[Complete the following]:
**A.** In the glossary entry on figurative language, rewrite the passage from "(Jonathan Swift, A" up to and including "The Road, 2006)", changing "Wall Street" to "Main Street".
**B.** In the glossary entry on figurative language, name every figure of speech that serves as a heading in the Examples list.
**C.** Pick up the glossary entry on figurative language from its final sentence and carry it forward.

[Text block]:
________________

Figurative Language Definition and Examples

Glossary of Grammatical and Rhetorical Terms

figurative language
St. Augustine of Hippo defined figurative language in his text On Christian Doctrine (397): "Whenever one thing is said with the intention that another should be understood, we have a figurative expression.". (Gary Waters/Getty Images)

Figurative language is language in which figures of speech (such as metaphors and metonyms) freely occur. Contrast with literal speech or language.

"If something happens literally," says children's book author Lemony Snicket, "it actually happens; if something happens figuratively, it feels like it is happening. If you are literally jumping for joy, for instance, it means you are leaping in the air because you are very happy.

If you are figuratively jumping for joy, it means you are so happy that you could jump for joy, but are saving your energy for other matters” (The Bad Beginning, 2000).

Figurative language can also be defined as any deliberate departure from the conventional meaning, order, or construction of words.

Examples

  • "It is midmorning. A few minutes ago I took my coffee break. I am speaking figuratively, of course. There's not a drop of coffee in this place and there never has been."
    (Tom Robbins, Another Roadside Attraction. Random House, 1971)
  • Metaphors
    "Memory is a crazy woman that hoards colored rags and throws away food."
    (Austin O'Malley, Keystones of Thought)
  • Similes
    "The Duke's moustache was rising and falling like seaweed on an ebb-tide."
    (P.G. Wodehouse, Uncle Fred in the Springtime, 1939)
  • Hyperbole
    "I was helpless. I did not know what in the world to do. I was quaking from head to foot, and could have hung my hat on my eyes, they stuck out so far."
    (Mark Twain, "Old Times on the Mississippi")
  • Understatement
    "Last week I saw a woman flayed, and you will hardly believe how much it altered her person for the worse."
    (Jonathan Swift, A Tale of a Tub, 1704)
  • Metonymy
    The suits on Wall Street walked off with most of our savings.
  • Chiasmus
    "You forget what you want to remember, and you remember what you want to forget."
    (Cormac McCarthy, The Road, 2006)
  • Anaphora
    "Anaphora will repeat an opening phrase or word;
    Anaphora will pour it into a mould (absurd)!
    Anaphora will cast each subsequent opening;
    Anaphora will last until it's tiring."
    (John Hollander, Rhyme's Reason: A Guide to English Verse. Yale Univ. Press, 1989)

Kinds of Figurative Language

"(1) Phonological figures include alliteration, assonance, and onomatopoeia. In his poem 'The Pied Piper of Hamelin' (1842), Robert Browning repeats sibilants, nasals, and liquids as he shows how the children respond to the piper: 'There was a rustling, that seemed like a bustling / Of merry crowds justling at pitching and hustling.' Something sinister has started.
(2) Orthographic figures use visual forms created for effect: for example, America spelt Amerika (by left-wing radicals in the 1970s and as the name of a movie in the 1980s) to suggest a totalitarian state.
(3) Syntactic figures may bring the non-standard into the standard language, as in US President Ronald Reagan's 'You ain't seen nothing yet' (1984), a nonstandard double negative used to project a vigorous, folksy image.

________________

[Collected material]:
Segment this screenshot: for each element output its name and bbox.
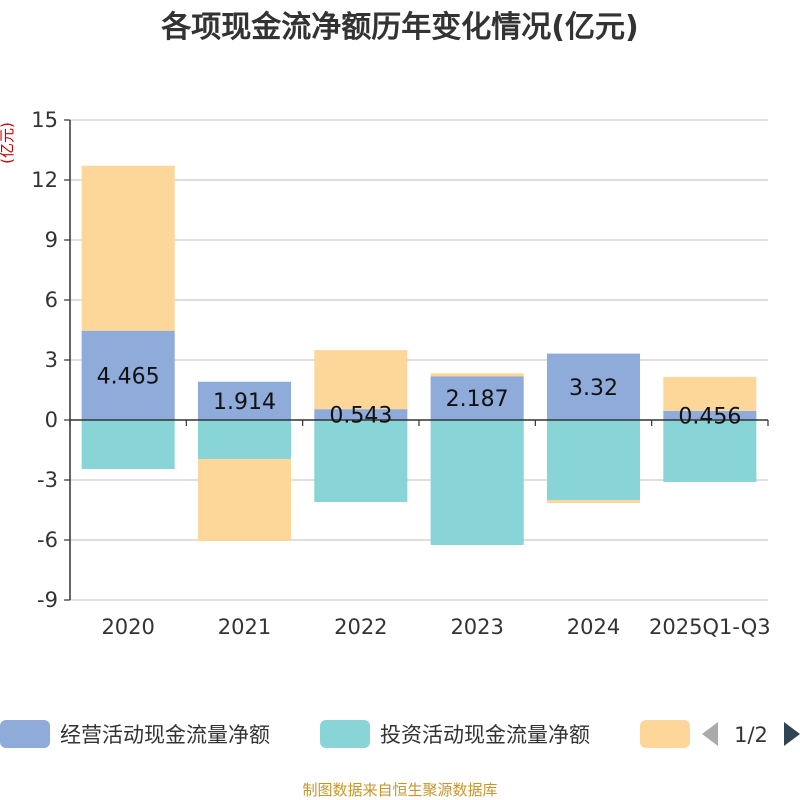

________________

[Replies]:
**A.**
(Jonathan Swift, A Tale of a Tub, 1704)
  • Metonymy
    The suits on Main Street walked off with most of our savings.
  • Chiasmus
    "You forget what you want to remember, and you remember what you want to forget."
    (Cormac McCarthy, The Road, 2006)

**B.** Metaphors, Similes, Hyperbole, Understatement, Metonymy, Chiasmus, Anaphora

**C.**
(4) Lexical figures extend the conventional so as to surprise or entertain, as when, instead of a phrase like a year ago, the Welsh poet Dylan Thomas wrote a grief ago, or when the Irish dramatist Oscar Wilde said at the New York Customs, 'I have nothing to declare but my genius.' When people say that 'you can't take' something 'literally,' they are generally referring to usage that challenges everyday reality: for example, through exaggeration (the hyperbole in 'loads of money'), comparison (the simile 'like death warmed up'; the metaphor 'life is an uphill struggle'), physical and other associations (the metonymy 'Crown property' for something owned by royalty), and a part for a whole (the synecdoche 'All hands on deck!')."
(Tom McArthur, The Concise Oxford Companion to the English Language.

Oxford University Press, 2005)

Observations

  • "Figures are as old as language. They lie buried in many words of current use. They occur constantly in both prose and poetry."
    (Joseph T. Shipley, Dictionary of World Literary Terms, 1970)
  • "Traditionally, figurative language such as metaphors and idioms has been considered derivative from and more complex than ostensibly straightforward language. A contemporary view . . . is that figurative language involves the same kinds of linguistic and pragmatic operations that are used for ordinary, literal language."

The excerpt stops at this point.